#### Available data
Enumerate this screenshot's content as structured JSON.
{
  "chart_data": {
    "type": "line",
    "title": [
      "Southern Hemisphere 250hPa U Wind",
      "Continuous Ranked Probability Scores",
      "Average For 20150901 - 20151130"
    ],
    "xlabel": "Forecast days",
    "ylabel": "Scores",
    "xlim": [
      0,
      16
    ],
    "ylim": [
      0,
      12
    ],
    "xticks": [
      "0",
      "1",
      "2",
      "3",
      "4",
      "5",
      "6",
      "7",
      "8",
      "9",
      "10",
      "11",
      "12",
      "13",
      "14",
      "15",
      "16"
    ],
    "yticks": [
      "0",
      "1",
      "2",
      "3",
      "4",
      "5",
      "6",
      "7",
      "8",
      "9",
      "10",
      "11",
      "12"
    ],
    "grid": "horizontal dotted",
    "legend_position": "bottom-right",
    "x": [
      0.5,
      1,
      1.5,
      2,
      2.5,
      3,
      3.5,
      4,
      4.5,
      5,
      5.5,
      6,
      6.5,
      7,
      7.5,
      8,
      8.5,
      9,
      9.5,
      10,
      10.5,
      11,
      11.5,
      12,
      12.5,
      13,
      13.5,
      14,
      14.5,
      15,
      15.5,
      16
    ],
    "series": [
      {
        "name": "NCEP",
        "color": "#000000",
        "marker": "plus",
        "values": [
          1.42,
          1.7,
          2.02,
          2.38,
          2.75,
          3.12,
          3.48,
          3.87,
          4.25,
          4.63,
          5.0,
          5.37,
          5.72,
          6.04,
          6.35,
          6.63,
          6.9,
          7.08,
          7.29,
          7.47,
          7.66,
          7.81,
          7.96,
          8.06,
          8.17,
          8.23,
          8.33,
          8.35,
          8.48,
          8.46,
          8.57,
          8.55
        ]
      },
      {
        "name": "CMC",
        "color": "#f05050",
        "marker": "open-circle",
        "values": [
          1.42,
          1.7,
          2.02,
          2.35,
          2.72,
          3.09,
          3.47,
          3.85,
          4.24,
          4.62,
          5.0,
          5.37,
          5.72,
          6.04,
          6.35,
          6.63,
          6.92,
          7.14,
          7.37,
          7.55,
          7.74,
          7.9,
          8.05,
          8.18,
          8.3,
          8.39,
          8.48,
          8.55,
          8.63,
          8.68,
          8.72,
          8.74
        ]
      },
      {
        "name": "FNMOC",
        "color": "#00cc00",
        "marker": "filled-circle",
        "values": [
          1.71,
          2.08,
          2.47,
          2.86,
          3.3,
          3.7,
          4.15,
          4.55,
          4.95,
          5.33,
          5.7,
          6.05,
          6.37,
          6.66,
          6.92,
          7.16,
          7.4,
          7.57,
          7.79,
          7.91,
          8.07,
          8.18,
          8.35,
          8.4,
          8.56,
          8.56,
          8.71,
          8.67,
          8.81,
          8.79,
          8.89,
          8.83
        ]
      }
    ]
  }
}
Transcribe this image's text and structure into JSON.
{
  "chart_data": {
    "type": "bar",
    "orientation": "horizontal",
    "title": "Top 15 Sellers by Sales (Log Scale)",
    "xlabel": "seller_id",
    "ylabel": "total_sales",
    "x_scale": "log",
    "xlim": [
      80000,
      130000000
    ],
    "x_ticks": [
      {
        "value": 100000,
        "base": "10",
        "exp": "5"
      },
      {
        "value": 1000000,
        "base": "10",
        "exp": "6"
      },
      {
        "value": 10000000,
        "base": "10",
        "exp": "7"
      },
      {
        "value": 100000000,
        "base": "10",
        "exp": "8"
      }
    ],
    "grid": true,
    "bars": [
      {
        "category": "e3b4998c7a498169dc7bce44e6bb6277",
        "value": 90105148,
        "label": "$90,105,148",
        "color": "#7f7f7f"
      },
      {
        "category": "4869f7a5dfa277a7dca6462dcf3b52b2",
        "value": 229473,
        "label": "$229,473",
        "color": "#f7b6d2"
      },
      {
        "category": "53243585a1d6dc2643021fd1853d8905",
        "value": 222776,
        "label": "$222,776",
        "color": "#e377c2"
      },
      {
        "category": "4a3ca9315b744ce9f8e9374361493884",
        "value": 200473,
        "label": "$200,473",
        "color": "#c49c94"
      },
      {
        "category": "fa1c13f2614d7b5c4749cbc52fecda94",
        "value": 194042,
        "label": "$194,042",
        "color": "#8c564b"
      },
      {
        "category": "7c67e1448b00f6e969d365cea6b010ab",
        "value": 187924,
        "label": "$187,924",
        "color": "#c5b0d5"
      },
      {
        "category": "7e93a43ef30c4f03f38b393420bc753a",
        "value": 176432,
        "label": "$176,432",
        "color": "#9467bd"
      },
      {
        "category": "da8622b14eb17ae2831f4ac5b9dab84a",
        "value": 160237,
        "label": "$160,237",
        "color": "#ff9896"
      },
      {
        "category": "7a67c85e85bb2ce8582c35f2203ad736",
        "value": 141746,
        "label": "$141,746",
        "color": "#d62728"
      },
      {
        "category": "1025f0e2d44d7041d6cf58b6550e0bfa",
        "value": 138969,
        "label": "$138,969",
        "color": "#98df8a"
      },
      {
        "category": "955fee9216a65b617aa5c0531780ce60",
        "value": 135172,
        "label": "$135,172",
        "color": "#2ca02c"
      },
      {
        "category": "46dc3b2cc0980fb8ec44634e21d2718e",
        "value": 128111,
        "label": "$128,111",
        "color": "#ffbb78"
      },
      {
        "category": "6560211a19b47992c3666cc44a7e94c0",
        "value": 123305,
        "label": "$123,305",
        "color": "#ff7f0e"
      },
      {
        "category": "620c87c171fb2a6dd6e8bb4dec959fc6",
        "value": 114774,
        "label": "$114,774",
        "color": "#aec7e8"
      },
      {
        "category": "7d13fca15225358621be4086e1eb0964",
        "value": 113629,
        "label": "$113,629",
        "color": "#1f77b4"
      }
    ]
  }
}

#### Exercise instructions
Each line above must be reproduced exactly as it stands.

#### Solution
Enumerate this screenshot's content as structured JSON.
{
  "chart_data": {
    "type": "line",
    "title": [
      "Southern Hemisphere 250hPa U Wind",
      "Continuous Ranked Probability Scores",
      "Average For 20150901 - 20151130"
    ],
    "xlabel": "Forecast days",
    "ylabel": "Scores",
    "xlim": [
      0,
      16
    ],
    "ylim": [
      0,
      12
    ],
    "xticks": [
      "0",
      "1",
      "2",
      "3",
      "4",
      "5",
      "6",
      "7",
      "8",
      "9",
      "10",
      "11",
      "12",
      "13",
      "14",
      "15",
      "16"
    ],
    "yticks": [
      "0",
      "1",
      "2",
      "3",
      "4",
      "5",
      "6",
      "7",
      "8",
      "9",
      "10",
      "11",
      "12"
    ],
    "grid": "horizontal dotted",
    "legend_position": "bottom-right",
    "x": [
      0.5,
      1,
      1.5,
      2,
      2.5,
      3,
      3.5,
      4,
      4.5,
      5,
      5.5,
      6,
      6.5,
      7,
      7.5,
      8,
      8.5,
      9,
      9.5,
      10,
      10.5,
      11,
      11.5,
      12,
      12.5,
      13,
      13.5,
      14,
      14.5,
      15,
      15.5,
      16
    ],
    "series": [
      {
        "name": "NCEP",
        "color": "#000000",
        "marker": "plus",
        "values": [
          1.42,
          1.7,
          2.02,
          2.38,
          2.75,
          3.12,
          3.48,
          3.87,
          4.25,
          4.63,
          5.0,
          5.37,
          5.72,
          6.04,
          6.35,
          6.63,
          6.9,
          7.08,
          7.29,
          7.47,
          7.66,
          7.81,
          7.96,
          8.06,
          8.17,
          8.23,
          8.33,
          8.35,
          8.48,
          8.46,
          8.57,
          8.55
        ]
      },
      {
        "name": "CMC",
        "color": "#f05050",
        "marker": "open-circle",
        "values": [
          1.42,
          1.7,
          2.02,
          2.35,
          2.72,
          3.09,
          3.47,
          3.85,
          4.24,
          4.62,
          5.0,
          5.37,
          5.72,
          6.04,
          6.35,
          6.63,
          6.92,
          7.14,
          7.37,
          7.55,
          7.74,
          7.9,
          8.05,
          8.18,
          8.3,
          8.39,
          8.48,
          8.55,
          8.63,
          8.68,
          8.72,
          8.74
        ]
      },
      {
        "name": "FNMOC",
        "color": "#00cc00",
        "marker": "filled-circle",
        "values": [
          1.71,
          2.08,
          2.47,
          2.86,
          3.3,
          3.7,
          4.15,
          4.55,
          4.95,
          5.33,
          5.7,
          6.05,
          6.37,
          6.66,
          6.92,
          7.16,
          7.4,
          7.57,
          7.79,
          7.91,
          8.07,
          8.18,
          8.35,
          8.4,
          8.56,
          8.56,
          8.71,
          8.67,
          8.81,
          8.79,
          8.89,
          8.83
        ]
      }
    ]
  }
}
Transcribe this image's text and structure into JSON.
{
  "chart_data": {
    "type": "bar",
    "orientation": "horizontal",
    "title": "Top 15 Sellers by Sales (Log Scale)",
    "xlabel": "seller_id",
    "ylabel": "total_sales",
    "x_scale": "log",
    "xlim": [
      80000,
      130000000
    ],
    "x_ticks": [
      {
        "value": 100000,
        "base": "10",
        "exp": "5"
      },
      {
        "value": 1000000,
        "base": "10",
        "exp": "6"
      },
      {
        "value": 10000000,
        "base": "10",
        "exp": "7"
      },
      {
        "value": 100000000,
        "base": "10",
        "exp": "8"
      }
    ],
    "grid": true,
    "bars": [
      {
        "category": "e3b4998c7a498169dc7bce44e6bb6277",
        "value": 90105148,
        "label": "$90,105,148",
        "color": "#7f7f7f"
      },
      {
        "category": "4869f7a5dfa277a7dca6462dcf3b52b2",
        "value": 229473,
        "label": "$229,473",
        "color": "#f7b6d2"
      },
      {
        "category": "53243585a1d6dc2643021fd1853d8905",
        "value": 222776,
        "label": "$222,776",
        "color": "#e377c2"
      },
      {
        "category": "4a3ca9315b744ce9f8e9374361493884",
        "value": 200473,
        "label": "$200,473",
        "color": "#c49c94"
      },
      {
        "category": "fa1c13f2614d7b5c4749cbc52fecda94",
        "value": 194042,
        "label": "$194,042",
        "color": "#8c564b"
      },
      {
        "category": "7c67e1448b00f6e969d365cea6b010ab",
        "value": 187924,
        "label": "$187,924",
        "color": "#c5b0d5"
      },
      {
        "category": "7e93a43ef30c4f03f38b393420bc753a",
        "value": 176432,
        "label": "$176,432",
        "color": "#9467bd"
      },
      {
        "category": "da8622b14eb17ae2831f4ac5b9dab84a",
        "value": 160237,
        "label": "$160,237",
        "color": "#ff9896"
      },
      {
        "category": "7a67c85e85bb2ce8582c35f2203ad736",
        "value": 141746,
        "label": "$141,746",
        "color": "#d62728"
      },
      {
        "category": "1025f0e2d44d7041d6cf58b6550e0bfa",
        "value": 138969,
        "label": "$138,969",
        "color": "#98df8a"
      },
      {
        "category": "955fee9216a65b617aa5c0531780ce60",
        "value": 135172,
        "label": "$135,172",
        "color": "#2ca02c"
      },
      {
        "category": "46dc3b2cc0980fb8ec44634e21d2718e",
        "value": 128111,
        "label": "$128,111",
        "color": "#ffbb78"
      },
      {
        "category": "6560211a19b47992c3666cc44a7e94c0",
        "value": 123305,
        "label": "$123,305",
        "color": "#ff7f0e"
      },
      {
        "category": "620c87c171fb2a6dd6e8bb4dec959fc6",
        "value": 114774,
        "label": "$114,774",
        "color": "#aec7e8"
      },
      {
        "category": "7d13fca15225358621be4086e1eb0964",
        "value": 113629,
        "label": "$113,629",
        "color": "#1f77b4"
      }
    ]
  }
}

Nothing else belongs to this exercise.